(Structured figure records)
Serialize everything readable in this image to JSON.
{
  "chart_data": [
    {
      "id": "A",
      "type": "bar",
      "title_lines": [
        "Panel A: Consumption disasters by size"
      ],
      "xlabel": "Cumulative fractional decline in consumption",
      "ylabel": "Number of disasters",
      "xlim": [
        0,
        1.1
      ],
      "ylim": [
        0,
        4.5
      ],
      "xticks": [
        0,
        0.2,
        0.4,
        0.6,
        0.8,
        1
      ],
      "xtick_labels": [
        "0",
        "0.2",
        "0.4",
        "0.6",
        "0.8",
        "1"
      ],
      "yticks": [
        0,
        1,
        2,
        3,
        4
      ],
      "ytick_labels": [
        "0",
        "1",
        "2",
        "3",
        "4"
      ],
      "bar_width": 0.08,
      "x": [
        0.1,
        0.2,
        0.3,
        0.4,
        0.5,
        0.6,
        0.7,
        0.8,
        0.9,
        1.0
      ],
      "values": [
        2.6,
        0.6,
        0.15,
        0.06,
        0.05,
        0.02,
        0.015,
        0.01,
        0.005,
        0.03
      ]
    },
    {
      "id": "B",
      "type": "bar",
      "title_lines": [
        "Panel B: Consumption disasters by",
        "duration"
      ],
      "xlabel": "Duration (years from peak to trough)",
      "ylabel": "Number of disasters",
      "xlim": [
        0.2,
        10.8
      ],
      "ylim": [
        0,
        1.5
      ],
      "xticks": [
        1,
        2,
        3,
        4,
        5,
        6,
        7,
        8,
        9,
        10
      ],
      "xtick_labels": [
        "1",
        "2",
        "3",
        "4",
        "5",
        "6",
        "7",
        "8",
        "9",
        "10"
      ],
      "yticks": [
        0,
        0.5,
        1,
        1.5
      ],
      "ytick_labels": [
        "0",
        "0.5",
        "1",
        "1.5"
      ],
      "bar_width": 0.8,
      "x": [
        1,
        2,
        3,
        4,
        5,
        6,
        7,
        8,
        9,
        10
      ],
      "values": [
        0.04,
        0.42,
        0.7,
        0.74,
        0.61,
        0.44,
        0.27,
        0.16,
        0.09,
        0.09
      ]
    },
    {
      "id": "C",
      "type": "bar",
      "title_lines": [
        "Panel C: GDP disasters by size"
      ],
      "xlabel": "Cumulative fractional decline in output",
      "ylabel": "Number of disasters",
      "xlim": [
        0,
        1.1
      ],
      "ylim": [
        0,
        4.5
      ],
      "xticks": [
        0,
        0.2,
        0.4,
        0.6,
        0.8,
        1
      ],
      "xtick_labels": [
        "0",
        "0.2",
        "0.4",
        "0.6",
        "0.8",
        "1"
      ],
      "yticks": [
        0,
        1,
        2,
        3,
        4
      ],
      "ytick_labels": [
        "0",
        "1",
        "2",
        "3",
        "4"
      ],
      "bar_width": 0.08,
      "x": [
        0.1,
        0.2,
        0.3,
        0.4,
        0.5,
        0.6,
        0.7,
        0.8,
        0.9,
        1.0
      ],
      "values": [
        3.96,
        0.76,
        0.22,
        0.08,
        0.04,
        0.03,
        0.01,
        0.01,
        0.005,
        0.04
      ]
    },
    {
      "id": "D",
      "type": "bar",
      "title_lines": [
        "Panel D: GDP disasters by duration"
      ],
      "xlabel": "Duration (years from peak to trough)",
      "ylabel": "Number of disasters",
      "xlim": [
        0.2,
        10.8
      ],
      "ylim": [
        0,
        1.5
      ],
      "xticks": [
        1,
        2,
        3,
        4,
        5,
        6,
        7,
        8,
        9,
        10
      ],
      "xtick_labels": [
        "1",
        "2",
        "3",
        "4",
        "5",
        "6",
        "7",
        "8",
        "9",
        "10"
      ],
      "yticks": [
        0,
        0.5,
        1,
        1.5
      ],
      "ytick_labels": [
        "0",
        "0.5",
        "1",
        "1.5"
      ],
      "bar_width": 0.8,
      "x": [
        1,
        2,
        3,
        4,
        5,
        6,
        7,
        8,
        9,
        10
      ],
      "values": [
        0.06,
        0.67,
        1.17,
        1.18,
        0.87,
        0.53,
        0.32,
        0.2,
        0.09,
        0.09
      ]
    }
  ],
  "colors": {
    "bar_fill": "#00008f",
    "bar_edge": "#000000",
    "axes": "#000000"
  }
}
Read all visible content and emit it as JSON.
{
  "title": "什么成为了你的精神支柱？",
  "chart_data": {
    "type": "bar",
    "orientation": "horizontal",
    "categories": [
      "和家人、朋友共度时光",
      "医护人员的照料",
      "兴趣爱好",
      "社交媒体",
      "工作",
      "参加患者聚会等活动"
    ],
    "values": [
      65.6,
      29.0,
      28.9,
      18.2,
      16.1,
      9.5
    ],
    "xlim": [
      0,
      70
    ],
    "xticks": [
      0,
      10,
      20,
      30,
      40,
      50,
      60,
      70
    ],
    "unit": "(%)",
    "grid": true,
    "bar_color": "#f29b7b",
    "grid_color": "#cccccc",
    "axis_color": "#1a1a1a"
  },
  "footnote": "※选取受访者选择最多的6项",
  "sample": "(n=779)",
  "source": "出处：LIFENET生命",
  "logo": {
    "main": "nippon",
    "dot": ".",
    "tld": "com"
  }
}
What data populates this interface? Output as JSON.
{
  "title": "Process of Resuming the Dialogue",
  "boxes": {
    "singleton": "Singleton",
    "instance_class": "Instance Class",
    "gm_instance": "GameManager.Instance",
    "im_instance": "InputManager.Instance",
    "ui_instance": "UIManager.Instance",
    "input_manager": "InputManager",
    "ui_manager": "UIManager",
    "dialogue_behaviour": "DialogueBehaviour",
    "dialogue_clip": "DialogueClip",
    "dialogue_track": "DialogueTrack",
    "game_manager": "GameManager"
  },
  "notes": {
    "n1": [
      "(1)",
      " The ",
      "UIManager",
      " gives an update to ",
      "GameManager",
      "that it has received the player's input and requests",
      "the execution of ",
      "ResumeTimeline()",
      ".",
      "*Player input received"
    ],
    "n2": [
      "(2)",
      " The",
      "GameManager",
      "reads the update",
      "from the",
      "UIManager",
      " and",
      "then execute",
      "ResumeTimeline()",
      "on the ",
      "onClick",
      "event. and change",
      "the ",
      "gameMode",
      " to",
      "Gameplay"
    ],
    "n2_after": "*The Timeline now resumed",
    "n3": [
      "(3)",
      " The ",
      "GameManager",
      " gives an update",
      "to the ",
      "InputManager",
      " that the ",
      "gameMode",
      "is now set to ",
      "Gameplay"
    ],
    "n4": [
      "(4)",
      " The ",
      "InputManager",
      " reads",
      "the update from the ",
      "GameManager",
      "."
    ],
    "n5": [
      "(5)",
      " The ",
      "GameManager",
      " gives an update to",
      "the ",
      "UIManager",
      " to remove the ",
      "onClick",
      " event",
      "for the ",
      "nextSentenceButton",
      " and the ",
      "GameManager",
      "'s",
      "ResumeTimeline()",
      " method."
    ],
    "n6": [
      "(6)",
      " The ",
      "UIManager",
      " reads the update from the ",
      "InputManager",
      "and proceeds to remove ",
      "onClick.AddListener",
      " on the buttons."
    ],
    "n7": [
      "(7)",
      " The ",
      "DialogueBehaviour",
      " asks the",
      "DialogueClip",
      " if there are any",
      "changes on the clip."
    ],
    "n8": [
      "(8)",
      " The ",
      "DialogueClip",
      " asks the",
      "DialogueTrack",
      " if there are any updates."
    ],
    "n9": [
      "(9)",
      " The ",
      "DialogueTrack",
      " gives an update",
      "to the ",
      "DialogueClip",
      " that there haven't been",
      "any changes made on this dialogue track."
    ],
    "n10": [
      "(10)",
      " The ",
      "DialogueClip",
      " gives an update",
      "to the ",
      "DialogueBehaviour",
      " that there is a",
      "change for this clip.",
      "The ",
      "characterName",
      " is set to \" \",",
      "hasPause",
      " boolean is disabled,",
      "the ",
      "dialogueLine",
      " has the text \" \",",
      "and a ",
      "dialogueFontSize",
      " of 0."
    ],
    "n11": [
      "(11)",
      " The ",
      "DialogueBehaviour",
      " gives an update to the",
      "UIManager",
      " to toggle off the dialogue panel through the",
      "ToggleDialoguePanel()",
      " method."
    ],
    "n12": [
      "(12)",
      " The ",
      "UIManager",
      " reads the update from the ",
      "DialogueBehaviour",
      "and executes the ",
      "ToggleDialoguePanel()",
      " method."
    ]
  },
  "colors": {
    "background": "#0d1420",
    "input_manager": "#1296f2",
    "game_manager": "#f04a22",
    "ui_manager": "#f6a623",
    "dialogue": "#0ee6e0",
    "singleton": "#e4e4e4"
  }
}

**Your objective:** Scan the material above. Return every line containing the string "remove".

**Answer in full:**
      " to remove the ",
      "and proceeds to remove ",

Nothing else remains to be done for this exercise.